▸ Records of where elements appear
########################################

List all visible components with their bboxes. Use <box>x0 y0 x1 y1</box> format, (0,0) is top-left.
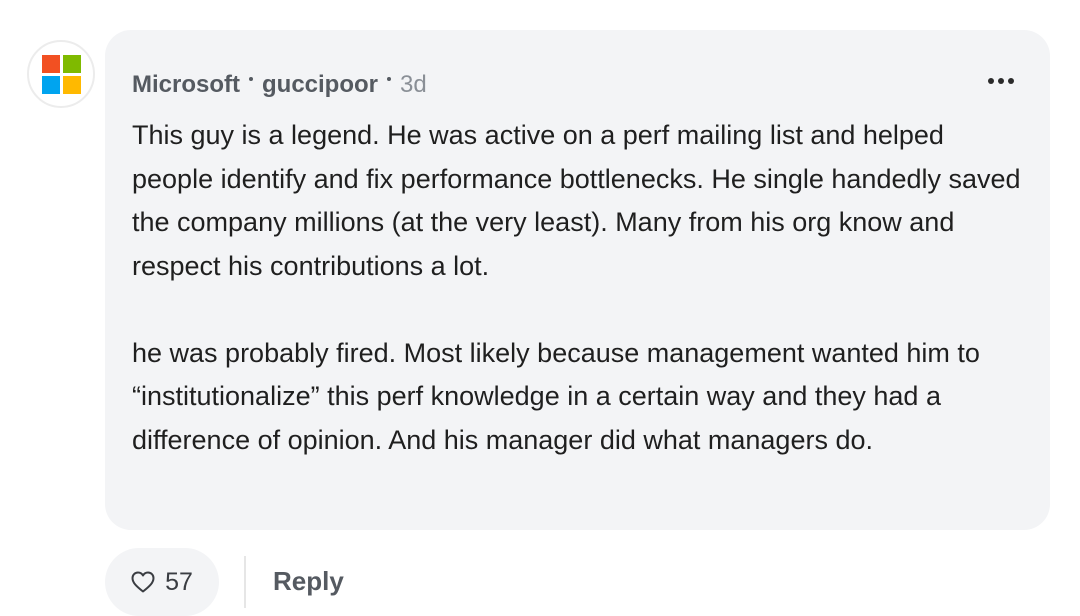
company-name[interactable]: Microsoft <box>132 70 240 100</box>
microsoft-logo-icon <box>41 54 81 94</box>
comment-paragraph: he was probably fired. Most likely becau… <box>132 337 980 455</box>
comment-body: This guy is a legend. He was active on a… <box>132 114 1032 462</box>
reply-button[interactable]: Reply <box>273 566 344 597</box>
heart-outline-icon <box>131 571 155 593</box>
comment-card: Microsoft guccipoor 3d This guy is a leg… <box>105 30 1050 530</box>
username[interactable]: guccipoor <box>262 70 378 100</box>
separator-dot <box>249 77 253 81</box>
avatar[interactable] <box>27 40 95 108</box>
like-count: 57 <box>165 567 193 596</box>
comment-paragraph: This guy is a legend. He was active on a… <box>132 120 1021 281</box>
action-divider <box>244 556 246 608</box>
separator-dot <box>387 77 392 81</box>
comment-meta: Microsoft guccipoor 3d <box>132 70 427 100</box>
like-button[interactable]: 57 <box>105 548 219 616</box>
timestamp: 3d <box>400 71 427 98</box>
more-options-icon[interactable] <box>988 78 1014 84</box>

########################################

▸ WHAT YOU HAVE TO DO
Update the data above by replacing "separator-dot" with "divider-dot" throughout, keeping everything else the same and omitting the pictures.

▸ EXERCISE SOLUTION
List all visible components with their bboxes. Use <box>x0 y0 x1 y1</box> format, (0,0) is top-left.
company-name[interactable]: Microsoft <box>132 70 240 100</box>
microsoft-logo-icon <box>41 54 81 94</box>
comment-paragraph: he was probably fired. Most likely becau… <box>132 337 980 455</box>
comment-body: This guy is a legend. He was active on a… <box>132 114 1032 462</box>
reply-button[interactable]: Reply <box>273 566 344 597</box>
heart-outline-icon <box>131 571 155 593</box>
comment-card: Microsoft guccipoor 3d This guy is a leg… <box>105 30 1050 530</box>
username[interactable]: guccipoor <box>262 70 378 100</box>
divider-dot <box>249 77 253 81</box>
avatar[interactable] <box>27 40 95 108</box>
like-count: 57 <box>165 567 193 596</box>
comment-paragraph: This guy is a legend. He was active on a… <box>132 120 1021 281</box>
action-divider <box>244 556 246 608</box>
divider-dot <box>387 77 392 81</box>
comment-meta: Microsoft guccipoor 3d <box>132 70 427 100</box>
like-button[interactable]: 57 <box>105 548 219 616</box>
timestamp: 3d <box>400 71 427 98</box>
more-options-icon[interactable] <box>988 78 1014 84</box>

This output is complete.